▶ **Instructions to follow**
What follows is a set of records; restate each one word for word and drop the pictures.
____________
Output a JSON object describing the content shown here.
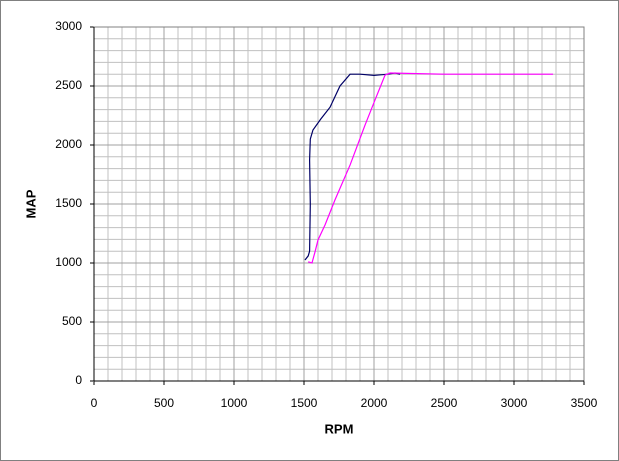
{
  "chart_data": {
    "type": "line",
    "xlabel": "RPM",
    "ylabel": "MAP",
    "xlim": [
      0,
      3500
    ],
    "xticks": [
      0,
      500,
      1000,
      1500,
      2000,
      2500,
      3000,
      3500
    ],
    "ylim": [
      0,
      3000
    ],
    "yticks": [
      0,
      500,
      1000,
      1500,
      2000,
      2500,
      3000
    ],
    "grid": true,
    "minor_step": 100,
    "series": [
      {
        "color": "#000066",
        "x": [
          1507,
          1530,
          1540,
          1545,
          1540,
          1545,
          1564,
          1620,
          1686,
          1757,
          1829,
          1900,
          2000,
          2100,
          2150,
          2186
        ],
        "values": [
          1025,
          1060,
          1100,
          1500,
          1873,
          2050,
          2127,
          2220,
          2320,
          2500,
          2600,
          2600,
          2590,
          2600,
          2610,
          2600
        ]
      },
      {
        "color": "#ff00ff",
        "x": [
          1530,
          1557,
          1580,
          1600,
          1650,
          1721,
          1829,
          1936,
          2007,
          2079,
          2114,
          2500,
          3000,
          3279
        ],
        "values": [
          1010,
          1000,
          1100,
          1195,
          1322,
          1534,
          1830,
          2169,
          2381,
          2593,
          2610,
          2600,
          2600,
          2600
        ]
      }
    ]
  }
}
____________
▶ **Reply**
Output a JSON object describing the content shown here.
{
  "chart_data": {
    "type": "line",
    "xlabel": "RPM",
    "ylabel": "MAP",
    "xlim": [
      0,
      3500
    ],
    "xticks": [
      0,
      500,
      1000,
      1500,
      2000,
      2500,
      3000,
      3500
    ],
    "ylim": [
      0,
      3000
    ],
    "yticks": [
      0,
      500,
      1000,
      1500,
      2000,
      2500,
      3000
    ],
    "grid": true,
    "minor_step": 100,
    "series": [
      {
        "color": "#000066",
        "x": [
          1507,
          1530,
          1540,
          1545,
          1540,
          1545,
          1564,
          1620,
          1686,
          1757,
          1829,
          1900,
          2000,
          2100,
          2150,
          2186
        ],
        "values": [
          1025,
          1060,
          1100,
          1500,
          1873,
          2050,
          2127,
          2220,
          2320,
          2500,
          2600,
          2600,
          2590,
          2600,
          2610,
          2600
        ]
      },
      {
        "color": "#ff00ff",
        "x": [
          1530,
          1557,
          1580,
          1600,
          1650,
          1721,
          1829,
          1936,
          2007,
          2079,
          2114,
          2500,
          3000,
          3279
        ],
        "values": [
          1010,
          1000,
          1100,
          1195,
          1322,
          1534,
          1830,
          2169,
          2381,
          2593,
          2610,
          2600,
          2600,
          2600
        ]
      }
    ]
  }
}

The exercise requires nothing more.